Entries from a dataset
·····
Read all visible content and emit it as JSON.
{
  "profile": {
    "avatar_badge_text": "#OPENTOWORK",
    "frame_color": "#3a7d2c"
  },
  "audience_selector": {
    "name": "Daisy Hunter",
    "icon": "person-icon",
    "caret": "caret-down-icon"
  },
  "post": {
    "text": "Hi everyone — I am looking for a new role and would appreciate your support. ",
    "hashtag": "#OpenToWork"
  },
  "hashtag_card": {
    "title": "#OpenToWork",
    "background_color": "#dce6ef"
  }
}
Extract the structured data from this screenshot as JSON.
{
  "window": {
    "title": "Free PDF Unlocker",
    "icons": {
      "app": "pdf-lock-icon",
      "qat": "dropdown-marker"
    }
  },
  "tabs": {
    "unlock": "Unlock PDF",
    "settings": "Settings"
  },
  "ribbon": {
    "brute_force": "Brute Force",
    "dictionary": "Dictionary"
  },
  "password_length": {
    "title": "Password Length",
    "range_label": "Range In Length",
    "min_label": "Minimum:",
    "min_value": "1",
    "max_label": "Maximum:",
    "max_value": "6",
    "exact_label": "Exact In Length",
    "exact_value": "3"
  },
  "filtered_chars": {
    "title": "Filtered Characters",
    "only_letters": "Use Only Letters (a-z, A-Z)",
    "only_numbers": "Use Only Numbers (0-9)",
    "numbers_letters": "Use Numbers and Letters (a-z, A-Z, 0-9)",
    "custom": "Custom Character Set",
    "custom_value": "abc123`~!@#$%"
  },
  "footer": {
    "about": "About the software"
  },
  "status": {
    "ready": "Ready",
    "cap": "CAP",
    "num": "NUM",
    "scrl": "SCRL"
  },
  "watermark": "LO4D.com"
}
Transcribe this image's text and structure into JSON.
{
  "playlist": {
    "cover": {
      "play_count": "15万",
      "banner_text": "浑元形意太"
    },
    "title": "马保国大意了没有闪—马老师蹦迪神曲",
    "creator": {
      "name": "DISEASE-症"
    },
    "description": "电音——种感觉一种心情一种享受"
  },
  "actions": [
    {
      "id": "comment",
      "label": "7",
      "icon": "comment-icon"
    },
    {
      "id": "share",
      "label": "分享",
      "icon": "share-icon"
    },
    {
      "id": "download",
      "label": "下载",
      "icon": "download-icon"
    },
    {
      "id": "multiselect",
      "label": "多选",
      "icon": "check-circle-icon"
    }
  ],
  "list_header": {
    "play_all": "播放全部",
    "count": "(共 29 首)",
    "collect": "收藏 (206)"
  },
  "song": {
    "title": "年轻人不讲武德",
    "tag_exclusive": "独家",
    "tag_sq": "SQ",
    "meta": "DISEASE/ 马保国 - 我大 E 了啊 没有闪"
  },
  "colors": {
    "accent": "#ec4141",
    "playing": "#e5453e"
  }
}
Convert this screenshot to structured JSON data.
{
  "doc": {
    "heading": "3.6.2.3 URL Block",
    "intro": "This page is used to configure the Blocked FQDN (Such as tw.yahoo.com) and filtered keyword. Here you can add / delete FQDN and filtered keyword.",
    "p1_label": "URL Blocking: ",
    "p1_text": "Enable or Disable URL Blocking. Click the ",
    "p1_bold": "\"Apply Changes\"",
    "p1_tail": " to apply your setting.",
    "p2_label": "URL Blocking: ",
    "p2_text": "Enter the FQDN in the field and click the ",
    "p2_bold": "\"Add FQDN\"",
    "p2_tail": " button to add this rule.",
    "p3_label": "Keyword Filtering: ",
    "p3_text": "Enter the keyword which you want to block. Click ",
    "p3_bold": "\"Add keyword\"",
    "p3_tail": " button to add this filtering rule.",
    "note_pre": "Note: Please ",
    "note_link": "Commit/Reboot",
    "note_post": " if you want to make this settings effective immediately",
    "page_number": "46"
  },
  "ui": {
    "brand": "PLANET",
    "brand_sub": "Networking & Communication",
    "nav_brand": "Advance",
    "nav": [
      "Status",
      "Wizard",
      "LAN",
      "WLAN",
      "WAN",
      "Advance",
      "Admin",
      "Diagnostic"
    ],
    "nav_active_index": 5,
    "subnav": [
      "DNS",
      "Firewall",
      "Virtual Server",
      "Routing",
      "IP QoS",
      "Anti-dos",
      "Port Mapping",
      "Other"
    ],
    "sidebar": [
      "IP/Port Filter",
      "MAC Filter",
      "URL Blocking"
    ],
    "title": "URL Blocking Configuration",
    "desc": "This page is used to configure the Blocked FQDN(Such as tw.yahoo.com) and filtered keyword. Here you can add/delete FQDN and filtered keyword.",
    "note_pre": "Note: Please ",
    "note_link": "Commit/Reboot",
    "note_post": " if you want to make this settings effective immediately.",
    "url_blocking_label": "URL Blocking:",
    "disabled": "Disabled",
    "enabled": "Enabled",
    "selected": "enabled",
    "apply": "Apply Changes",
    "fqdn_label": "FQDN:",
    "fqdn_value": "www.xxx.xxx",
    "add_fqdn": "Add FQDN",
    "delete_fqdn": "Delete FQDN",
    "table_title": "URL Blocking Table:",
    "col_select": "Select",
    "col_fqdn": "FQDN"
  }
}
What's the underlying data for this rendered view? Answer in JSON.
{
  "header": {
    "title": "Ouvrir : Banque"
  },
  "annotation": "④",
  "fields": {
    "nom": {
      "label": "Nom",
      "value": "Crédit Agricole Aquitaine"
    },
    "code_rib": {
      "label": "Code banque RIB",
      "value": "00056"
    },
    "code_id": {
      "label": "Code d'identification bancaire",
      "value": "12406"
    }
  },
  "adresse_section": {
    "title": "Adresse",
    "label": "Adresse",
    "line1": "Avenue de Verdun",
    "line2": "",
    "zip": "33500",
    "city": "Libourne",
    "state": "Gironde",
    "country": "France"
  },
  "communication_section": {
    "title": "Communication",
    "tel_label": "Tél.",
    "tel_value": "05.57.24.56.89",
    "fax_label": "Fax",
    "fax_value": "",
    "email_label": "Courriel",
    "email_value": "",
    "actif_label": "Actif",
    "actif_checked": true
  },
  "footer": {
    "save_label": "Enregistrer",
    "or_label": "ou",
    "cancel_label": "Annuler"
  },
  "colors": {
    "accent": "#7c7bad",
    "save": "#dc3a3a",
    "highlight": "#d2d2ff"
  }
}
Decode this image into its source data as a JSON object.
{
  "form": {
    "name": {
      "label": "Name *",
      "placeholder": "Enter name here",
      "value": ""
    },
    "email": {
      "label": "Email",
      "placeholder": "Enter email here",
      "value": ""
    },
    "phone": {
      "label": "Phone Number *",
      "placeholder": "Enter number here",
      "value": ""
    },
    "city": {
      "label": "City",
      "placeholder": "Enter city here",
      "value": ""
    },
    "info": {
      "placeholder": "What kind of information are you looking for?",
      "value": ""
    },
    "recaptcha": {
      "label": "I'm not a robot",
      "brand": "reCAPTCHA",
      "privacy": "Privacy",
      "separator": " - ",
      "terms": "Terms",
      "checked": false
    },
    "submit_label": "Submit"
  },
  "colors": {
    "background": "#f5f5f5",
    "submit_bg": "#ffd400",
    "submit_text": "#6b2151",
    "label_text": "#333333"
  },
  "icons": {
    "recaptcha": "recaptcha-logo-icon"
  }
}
·····
#### EXERCISE DESCRIPTION
Check each line of the records for "image" and copy the ones that contain it.

#### EXERCISE OUTPUT
Transcribe this image's text and structure into JSON.
Decode this image into its source data as a JSON object.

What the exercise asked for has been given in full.